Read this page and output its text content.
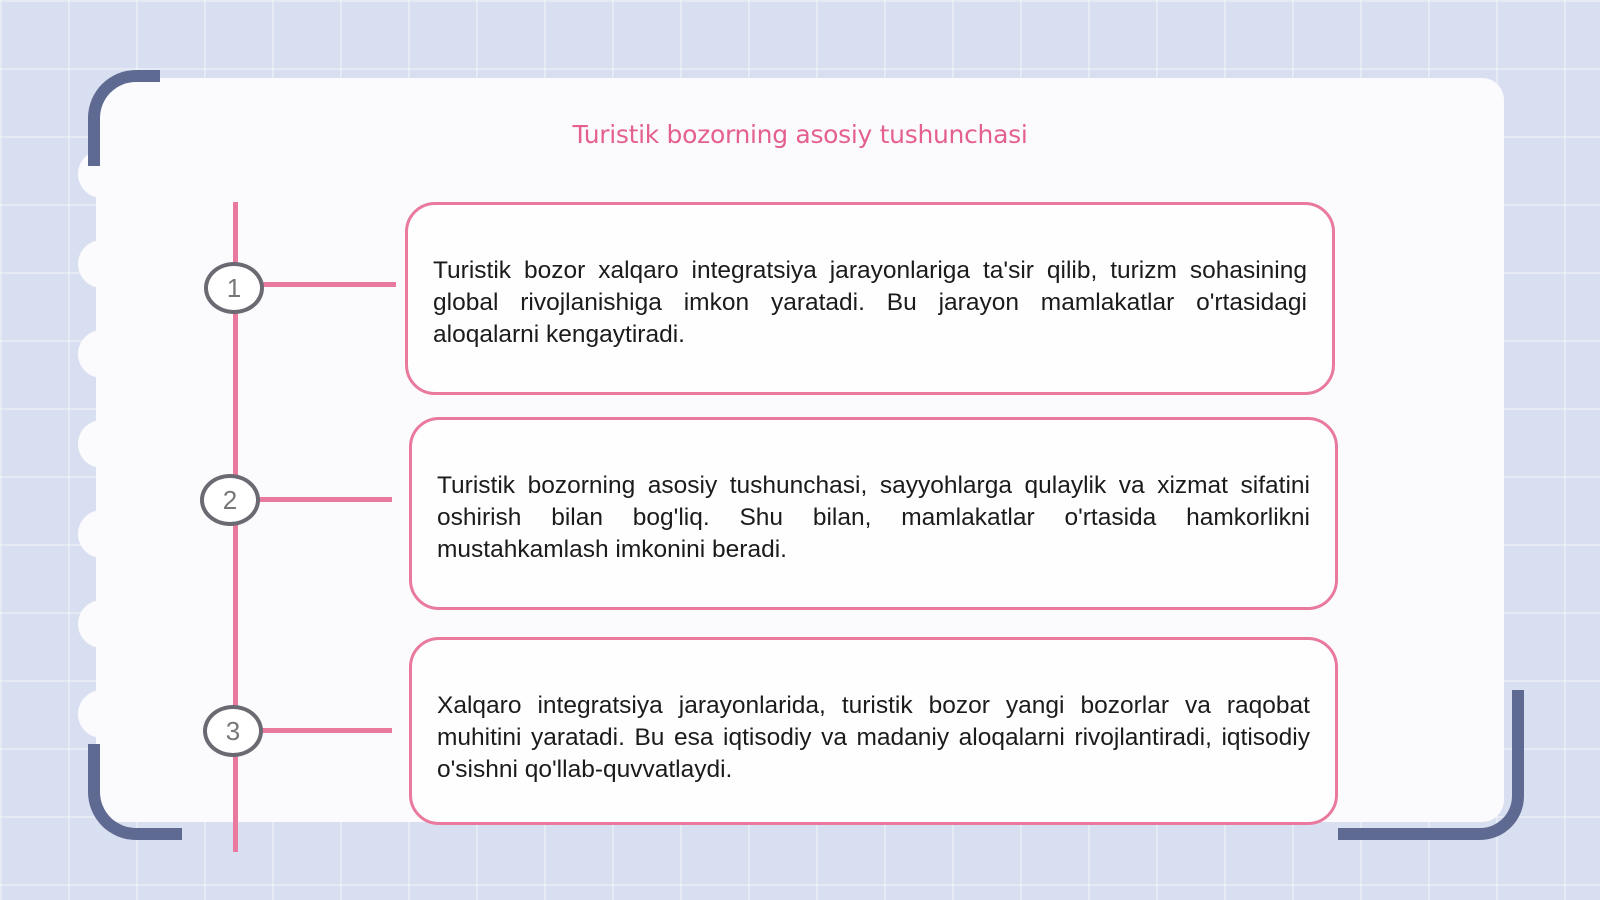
Turistik bozorning asosiy tushunchasi
1

Turistik bozor xalqaro integratsiya jarayonlariga ta'sir qilib, turizm sohasining global rivojlanishiga imkon yaratadi. Bu jarayon mamlakatlar o'rtasidagi aloqalarni kengaytiradi.

2	Turistik bozorning asosiy tushunchasi, sayyohlarga qulaylik va xizmat sifatini oshirish bilan bog'liq. Shu bilan, mamlakatlar o'rtasida hamkorlikni mustahkamlash imkonini beradi.

3

Xalqaro integratsiya jarayonlarida, turistik bozor yangi bozorlar va raqobat muhitini yaratadi. Bu esa iqtisodiy va madaniy aloqalarni rivojlantiradi, iqtisodiy o'sishni qo'llab-quvvatlaydi.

■ ■ ■ ■

Print all of the entries word for word. Skip any images they contain.

# Solution to this exercise
Read this page and output its text content.
Turistik bozorning asosiy tushunchasi
1

Turistik bozor xalqaro integratsiya jarayonlariga ta'sir qilib, turizm sohasining global rivojlanishiga imkon yaratadi. Bu jarayon mamlakatlar o'rtasidagi aloqalarni kengaytiradi.

2	Turistik bozorning asosiy tushunchasi, sayyohlarga qulaylik va xizmat sifatini oshirish bilan bog'liq. Shu bilan, mamlakatlar o'rtasida hamkorlikni mustahkamlash imkonini beradi.

3

Xalqaro integratsiya jarayonlarida, turistik bozor yangi bozorlar va raqobat muhitini yaratadi. Bu esa iqtisodiy va madaniy aloqalarni rivojlantiradi, iqtisodiy o'sishni qo'llab-quvvatlaydi.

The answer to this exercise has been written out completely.